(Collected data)
===============

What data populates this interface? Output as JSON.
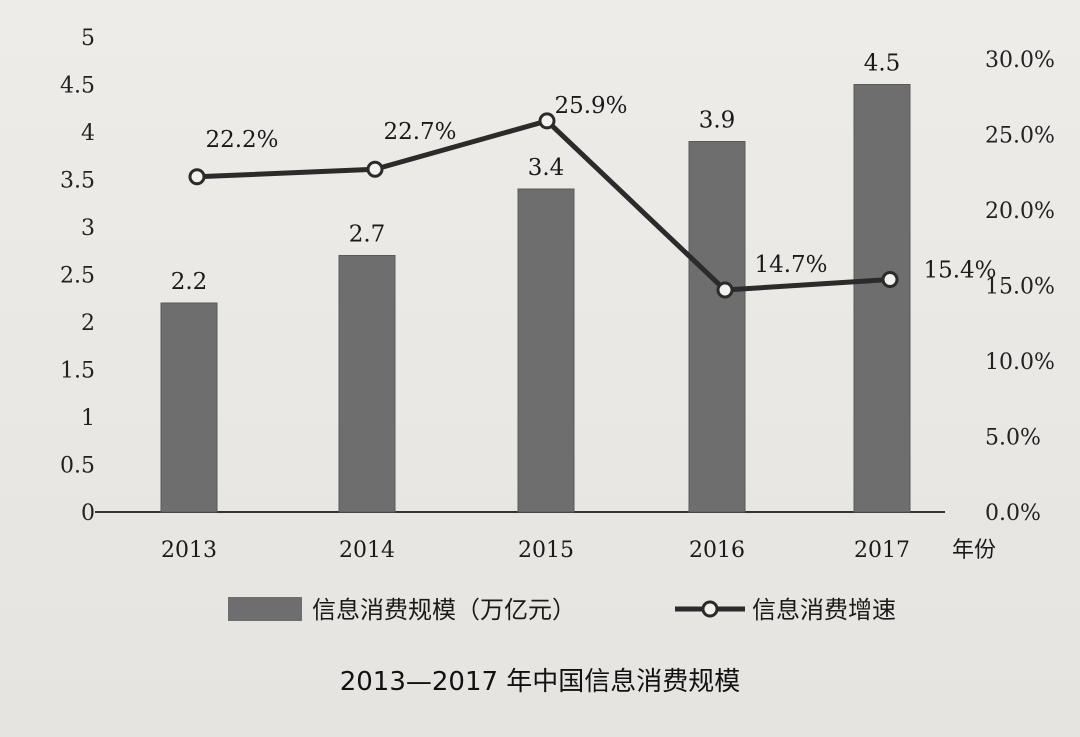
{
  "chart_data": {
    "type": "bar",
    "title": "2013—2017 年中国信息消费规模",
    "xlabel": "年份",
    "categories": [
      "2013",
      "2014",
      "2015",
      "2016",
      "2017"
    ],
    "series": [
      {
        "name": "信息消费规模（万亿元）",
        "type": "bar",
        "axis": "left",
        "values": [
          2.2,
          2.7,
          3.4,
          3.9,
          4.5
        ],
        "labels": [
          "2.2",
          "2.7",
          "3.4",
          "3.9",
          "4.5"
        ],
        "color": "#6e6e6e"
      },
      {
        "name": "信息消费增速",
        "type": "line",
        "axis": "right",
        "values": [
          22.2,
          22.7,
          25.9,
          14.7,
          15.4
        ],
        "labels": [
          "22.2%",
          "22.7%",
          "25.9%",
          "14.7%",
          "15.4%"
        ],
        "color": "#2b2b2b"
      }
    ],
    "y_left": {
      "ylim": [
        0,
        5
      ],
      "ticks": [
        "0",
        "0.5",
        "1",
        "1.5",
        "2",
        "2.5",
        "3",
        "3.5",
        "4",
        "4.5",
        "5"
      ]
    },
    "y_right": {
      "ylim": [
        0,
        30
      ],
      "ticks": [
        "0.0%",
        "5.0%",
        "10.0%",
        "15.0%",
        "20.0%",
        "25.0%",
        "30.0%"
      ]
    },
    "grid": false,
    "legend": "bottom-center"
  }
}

===============

EXERCISE OBJECTIVE: What is needed is an exact reproduction of the data, pictures excluded.

CORRECT RESULT:
What data populates this interface? Output as JSON.
{
  "chart_data": {
    "type": "bar",
    "title": "2013—2017 年中国信息消费规模",
    "xlabel": "年份",
    "categories": [
      "2013",
      "2014",
      "2015",
      "2016",
      "2017"
    ],
    "series": [
      {
        "name": "信息消费规模（万亿元）",
        "type": "bar",
        "axis": "left",
        "values": [
          2.2,
          2.7,
          3.4,
          3.9,
          4.5
        ],
        "labels": [
          "2.2",
          "2.7",
          "3.4",
          "3.9",
          "4.5"
        ],
        "color": "#6e6e6e"
      },
      {
        "name": "信息消费增速",
        "type": "line",
        "axis": "right",
        "values": [
          22.2,
          22.7,
          25.9,
          14.7,
          15.4
        ],
        "labels": [
          "22.2%",
          "22.7%",
          "25.9%",
          "14.7%",
          "15.4%"
        ],
        "color": "#2b2b2b"
      }
    ],
    "y_left": {
      "ylim": [
        0,
        5
      ],
      "ticks": [
        "0",
        "0.5",
        "1",
        "1.5",
        "2",
        "2.5",
        "3",
        "3.5",
        "4",
        "4.5",
        "5"
      ]
    },
    "y_right": {
      "ylim": [
        0,
        30
      ],
      "ticks": [
        "0.0%",
        "5.0%",
        "10.0%",
        "15.0%",
        "20.0%",
        "25.0%",
        "30.0%"
      ]
    },
    "grid": false,
    "legend": "bottom-center"
  }
}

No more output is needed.